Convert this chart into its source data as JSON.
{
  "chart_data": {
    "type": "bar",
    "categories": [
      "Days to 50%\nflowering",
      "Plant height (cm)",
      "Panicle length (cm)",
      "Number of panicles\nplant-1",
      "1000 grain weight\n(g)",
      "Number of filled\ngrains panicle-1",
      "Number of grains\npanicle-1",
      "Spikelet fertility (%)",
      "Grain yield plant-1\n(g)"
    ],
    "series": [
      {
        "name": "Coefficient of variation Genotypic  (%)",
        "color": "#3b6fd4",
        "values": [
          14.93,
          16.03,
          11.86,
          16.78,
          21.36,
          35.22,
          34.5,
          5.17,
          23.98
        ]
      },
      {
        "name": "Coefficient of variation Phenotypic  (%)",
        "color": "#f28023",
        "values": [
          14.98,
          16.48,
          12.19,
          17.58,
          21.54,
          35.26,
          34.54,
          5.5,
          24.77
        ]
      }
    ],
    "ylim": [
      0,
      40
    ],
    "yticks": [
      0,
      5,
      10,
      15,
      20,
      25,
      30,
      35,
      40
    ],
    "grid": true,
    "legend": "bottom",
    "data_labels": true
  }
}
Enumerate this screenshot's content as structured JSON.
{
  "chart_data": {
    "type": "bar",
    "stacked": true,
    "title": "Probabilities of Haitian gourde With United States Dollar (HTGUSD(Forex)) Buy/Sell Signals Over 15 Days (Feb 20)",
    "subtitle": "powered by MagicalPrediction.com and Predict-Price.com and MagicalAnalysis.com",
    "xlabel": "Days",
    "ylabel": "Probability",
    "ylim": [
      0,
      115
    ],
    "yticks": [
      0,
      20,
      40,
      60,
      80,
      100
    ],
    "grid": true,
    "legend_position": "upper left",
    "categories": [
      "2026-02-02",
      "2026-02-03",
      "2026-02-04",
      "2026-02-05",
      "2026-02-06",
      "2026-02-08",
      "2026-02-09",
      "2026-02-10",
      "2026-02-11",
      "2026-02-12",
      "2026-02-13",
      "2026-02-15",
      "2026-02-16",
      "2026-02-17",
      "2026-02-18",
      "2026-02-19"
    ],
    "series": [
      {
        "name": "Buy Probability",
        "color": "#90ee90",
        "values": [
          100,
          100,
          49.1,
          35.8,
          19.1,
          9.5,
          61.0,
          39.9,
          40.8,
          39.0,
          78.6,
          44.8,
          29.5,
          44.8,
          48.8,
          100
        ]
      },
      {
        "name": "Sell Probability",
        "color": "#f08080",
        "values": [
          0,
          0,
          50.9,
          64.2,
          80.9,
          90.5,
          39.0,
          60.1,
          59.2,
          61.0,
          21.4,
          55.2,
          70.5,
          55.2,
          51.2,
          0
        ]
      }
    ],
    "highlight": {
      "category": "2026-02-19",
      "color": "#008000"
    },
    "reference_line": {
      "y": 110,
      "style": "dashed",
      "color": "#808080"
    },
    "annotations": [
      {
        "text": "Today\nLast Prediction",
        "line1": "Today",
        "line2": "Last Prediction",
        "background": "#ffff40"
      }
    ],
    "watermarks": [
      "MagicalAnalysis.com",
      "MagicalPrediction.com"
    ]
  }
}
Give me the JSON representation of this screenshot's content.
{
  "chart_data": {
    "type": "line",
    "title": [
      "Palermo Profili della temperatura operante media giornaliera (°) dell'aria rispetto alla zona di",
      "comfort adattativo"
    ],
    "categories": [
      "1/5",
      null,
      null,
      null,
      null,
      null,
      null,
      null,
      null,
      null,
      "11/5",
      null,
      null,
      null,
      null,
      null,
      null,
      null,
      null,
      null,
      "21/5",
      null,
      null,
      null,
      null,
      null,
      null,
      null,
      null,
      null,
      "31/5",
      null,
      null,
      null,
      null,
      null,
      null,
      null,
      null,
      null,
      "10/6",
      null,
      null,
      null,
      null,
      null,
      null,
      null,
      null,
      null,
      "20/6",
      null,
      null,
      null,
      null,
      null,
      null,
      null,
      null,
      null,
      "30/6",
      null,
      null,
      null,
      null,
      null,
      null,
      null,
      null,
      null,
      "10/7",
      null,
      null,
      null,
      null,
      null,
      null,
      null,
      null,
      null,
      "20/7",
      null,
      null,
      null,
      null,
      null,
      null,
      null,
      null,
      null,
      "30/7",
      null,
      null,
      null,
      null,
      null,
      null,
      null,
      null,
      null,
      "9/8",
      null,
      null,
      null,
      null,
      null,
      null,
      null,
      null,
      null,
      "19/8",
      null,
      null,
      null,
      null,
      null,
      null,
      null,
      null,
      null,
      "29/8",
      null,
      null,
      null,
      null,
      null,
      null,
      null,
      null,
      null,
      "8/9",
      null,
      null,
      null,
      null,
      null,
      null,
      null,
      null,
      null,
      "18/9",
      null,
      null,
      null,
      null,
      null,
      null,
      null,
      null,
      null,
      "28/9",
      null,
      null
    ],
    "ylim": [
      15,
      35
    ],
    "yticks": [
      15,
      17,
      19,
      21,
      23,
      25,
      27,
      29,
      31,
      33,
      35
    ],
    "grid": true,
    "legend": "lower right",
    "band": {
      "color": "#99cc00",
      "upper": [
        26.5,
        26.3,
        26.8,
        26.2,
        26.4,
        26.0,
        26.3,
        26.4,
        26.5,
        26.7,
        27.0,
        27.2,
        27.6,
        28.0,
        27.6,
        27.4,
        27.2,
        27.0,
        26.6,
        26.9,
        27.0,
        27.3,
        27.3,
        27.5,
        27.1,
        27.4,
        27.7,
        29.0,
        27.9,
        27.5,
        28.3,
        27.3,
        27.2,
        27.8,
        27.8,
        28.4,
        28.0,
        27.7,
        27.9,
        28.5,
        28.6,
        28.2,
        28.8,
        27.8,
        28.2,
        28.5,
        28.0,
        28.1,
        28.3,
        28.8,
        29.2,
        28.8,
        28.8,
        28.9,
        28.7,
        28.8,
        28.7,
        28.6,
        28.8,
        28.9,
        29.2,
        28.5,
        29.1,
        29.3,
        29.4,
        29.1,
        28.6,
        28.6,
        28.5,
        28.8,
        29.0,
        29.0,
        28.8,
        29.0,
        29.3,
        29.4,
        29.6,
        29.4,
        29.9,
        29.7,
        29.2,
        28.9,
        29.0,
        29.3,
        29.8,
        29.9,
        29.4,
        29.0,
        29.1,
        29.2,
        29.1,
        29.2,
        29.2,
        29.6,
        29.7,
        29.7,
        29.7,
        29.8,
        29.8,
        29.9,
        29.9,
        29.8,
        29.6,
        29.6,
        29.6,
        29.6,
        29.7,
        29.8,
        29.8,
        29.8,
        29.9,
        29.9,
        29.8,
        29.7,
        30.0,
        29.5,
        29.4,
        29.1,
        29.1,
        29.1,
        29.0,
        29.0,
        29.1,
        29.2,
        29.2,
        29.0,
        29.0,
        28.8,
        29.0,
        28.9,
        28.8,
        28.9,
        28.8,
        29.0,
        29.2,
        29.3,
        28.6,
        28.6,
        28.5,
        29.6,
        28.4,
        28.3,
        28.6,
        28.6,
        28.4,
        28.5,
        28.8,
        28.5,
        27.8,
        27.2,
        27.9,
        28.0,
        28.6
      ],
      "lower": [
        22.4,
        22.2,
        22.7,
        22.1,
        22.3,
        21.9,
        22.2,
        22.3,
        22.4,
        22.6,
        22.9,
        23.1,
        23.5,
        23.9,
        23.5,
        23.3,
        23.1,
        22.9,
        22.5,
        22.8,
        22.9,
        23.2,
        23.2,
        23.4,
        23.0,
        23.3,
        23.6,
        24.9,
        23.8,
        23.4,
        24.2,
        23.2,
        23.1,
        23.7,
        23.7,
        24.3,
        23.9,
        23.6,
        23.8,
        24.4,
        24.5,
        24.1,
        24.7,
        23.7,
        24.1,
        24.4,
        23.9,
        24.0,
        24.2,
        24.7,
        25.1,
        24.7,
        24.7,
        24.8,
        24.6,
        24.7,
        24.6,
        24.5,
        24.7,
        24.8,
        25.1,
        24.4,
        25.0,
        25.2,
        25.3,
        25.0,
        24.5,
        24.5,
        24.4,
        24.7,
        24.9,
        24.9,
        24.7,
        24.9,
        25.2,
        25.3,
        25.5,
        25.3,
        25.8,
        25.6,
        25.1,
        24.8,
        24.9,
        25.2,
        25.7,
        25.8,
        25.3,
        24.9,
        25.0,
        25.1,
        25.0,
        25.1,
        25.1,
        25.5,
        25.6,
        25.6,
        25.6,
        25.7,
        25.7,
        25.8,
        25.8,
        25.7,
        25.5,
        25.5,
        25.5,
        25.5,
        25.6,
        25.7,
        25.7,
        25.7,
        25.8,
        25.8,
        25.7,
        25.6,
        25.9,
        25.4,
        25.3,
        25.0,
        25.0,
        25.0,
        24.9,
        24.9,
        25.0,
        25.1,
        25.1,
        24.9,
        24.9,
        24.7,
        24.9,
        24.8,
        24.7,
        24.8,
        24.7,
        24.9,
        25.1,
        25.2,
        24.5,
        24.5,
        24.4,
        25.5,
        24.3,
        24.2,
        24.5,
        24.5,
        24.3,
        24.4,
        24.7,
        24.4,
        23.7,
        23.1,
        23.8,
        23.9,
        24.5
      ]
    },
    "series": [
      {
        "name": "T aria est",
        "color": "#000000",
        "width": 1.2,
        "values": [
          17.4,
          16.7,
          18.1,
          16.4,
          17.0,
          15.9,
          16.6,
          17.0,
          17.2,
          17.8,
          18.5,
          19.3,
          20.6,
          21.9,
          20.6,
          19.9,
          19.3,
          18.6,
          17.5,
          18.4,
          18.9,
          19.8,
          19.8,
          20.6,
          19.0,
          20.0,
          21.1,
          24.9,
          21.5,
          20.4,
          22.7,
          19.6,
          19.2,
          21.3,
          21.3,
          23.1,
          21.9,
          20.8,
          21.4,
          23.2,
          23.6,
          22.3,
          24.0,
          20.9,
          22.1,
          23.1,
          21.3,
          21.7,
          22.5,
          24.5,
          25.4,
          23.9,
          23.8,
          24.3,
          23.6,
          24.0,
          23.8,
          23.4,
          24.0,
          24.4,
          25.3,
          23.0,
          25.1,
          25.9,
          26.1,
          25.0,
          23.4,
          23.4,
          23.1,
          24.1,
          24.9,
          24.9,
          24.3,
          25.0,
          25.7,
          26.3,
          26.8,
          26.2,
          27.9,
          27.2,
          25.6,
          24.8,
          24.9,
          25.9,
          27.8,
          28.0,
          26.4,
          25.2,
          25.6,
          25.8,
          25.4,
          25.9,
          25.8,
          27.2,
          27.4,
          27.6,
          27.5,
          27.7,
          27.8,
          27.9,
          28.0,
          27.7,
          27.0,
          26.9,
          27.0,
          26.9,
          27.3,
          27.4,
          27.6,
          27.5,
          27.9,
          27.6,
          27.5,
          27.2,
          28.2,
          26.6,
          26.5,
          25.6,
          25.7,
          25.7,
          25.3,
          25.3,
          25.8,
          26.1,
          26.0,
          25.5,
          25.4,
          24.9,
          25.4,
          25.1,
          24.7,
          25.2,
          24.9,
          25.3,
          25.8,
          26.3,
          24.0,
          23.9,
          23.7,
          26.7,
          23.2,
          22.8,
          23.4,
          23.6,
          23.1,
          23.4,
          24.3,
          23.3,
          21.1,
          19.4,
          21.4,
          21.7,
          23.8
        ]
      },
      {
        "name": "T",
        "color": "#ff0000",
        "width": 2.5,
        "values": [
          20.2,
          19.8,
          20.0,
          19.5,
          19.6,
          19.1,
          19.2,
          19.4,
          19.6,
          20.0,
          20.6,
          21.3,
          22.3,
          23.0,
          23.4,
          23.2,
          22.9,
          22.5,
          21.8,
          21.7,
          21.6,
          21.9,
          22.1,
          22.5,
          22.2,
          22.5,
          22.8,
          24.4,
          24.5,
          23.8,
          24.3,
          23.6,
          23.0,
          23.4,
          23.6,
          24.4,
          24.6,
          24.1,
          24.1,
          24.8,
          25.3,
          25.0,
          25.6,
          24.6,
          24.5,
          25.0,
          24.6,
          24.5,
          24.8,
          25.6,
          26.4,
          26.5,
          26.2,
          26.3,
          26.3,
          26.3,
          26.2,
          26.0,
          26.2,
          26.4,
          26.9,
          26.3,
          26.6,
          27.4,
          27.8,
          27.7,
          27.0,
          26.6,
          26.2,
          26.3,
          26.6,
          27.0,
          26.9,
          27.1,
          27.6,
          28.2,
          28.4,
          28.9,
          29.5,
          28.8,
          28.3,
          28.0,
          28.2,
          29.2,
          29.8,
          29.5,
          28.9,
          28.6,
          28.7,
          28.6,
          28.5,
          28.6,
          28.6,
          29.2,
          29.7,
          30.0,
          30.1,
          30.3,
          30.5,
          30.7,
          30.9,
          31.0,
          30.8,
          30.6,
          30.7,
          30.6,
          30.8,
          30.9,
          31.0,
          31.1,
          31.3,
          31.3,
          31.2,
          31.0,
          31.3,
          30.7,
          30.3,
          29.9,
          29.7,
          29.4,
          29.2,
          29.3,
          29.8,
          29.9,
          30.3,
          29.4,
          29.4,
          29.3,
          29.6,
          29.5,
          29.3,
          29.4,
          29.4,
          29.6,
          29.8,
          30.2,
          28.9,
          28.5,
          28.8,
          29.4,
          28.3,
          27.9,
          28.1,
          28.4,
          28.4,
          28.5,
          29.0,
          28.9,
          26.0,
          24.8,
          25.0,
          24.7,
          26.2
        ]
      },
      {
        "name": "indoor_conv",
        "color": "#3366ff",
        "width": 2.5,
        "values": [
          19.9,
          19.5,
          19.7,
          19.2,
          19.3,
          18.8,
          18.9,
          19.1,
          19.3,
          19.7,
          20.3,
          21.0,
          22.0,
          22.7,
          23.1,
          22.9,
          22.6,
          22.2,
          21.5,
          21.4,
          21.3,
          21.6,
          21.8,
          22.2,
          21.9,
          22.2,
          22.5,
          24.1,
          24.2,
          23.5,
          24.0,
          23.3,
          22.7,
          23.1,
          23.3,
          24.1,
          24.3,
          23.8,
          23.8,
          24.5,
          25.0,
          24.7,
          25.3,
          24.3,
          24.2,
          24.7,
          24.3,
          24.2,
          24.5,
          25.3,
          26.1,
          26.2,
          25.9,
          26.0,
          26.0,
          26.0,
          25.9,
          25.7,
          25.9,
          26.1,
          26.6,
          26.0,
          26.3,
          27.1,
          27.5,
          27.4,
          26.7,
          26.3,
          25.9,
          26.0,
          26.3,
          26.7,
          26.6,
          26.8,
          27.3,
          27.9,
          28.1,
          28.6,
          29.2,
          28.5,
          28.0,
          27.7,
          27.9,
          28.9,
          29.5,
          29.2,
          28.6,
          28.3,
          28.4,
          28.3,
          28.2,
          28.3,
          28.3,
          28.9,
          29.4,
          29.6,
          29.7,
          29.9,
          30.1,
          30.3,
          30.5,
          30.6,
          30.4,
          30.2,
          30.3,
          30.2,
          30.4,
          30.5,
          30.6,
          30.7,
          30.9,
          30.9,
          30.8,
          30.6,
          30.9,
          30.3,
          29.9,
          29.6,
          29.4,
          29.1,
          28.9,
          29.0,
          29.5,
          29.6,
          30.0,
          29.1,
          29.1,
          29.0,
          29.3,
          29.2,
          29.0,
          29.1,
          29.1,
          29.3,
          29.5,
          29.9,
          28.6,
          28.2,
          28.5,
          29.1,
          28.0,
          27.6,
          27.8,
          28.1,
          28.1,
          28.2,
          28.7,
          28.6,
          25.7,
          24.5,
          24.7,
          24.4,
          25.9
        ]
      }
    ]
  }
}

• [PROBLEM STATEMENT]:
From the listing above, return each line with the word "Today".

• [THE RESPONSE]:
        "text": "Today\nLast Prediction",
        "line1": "Today",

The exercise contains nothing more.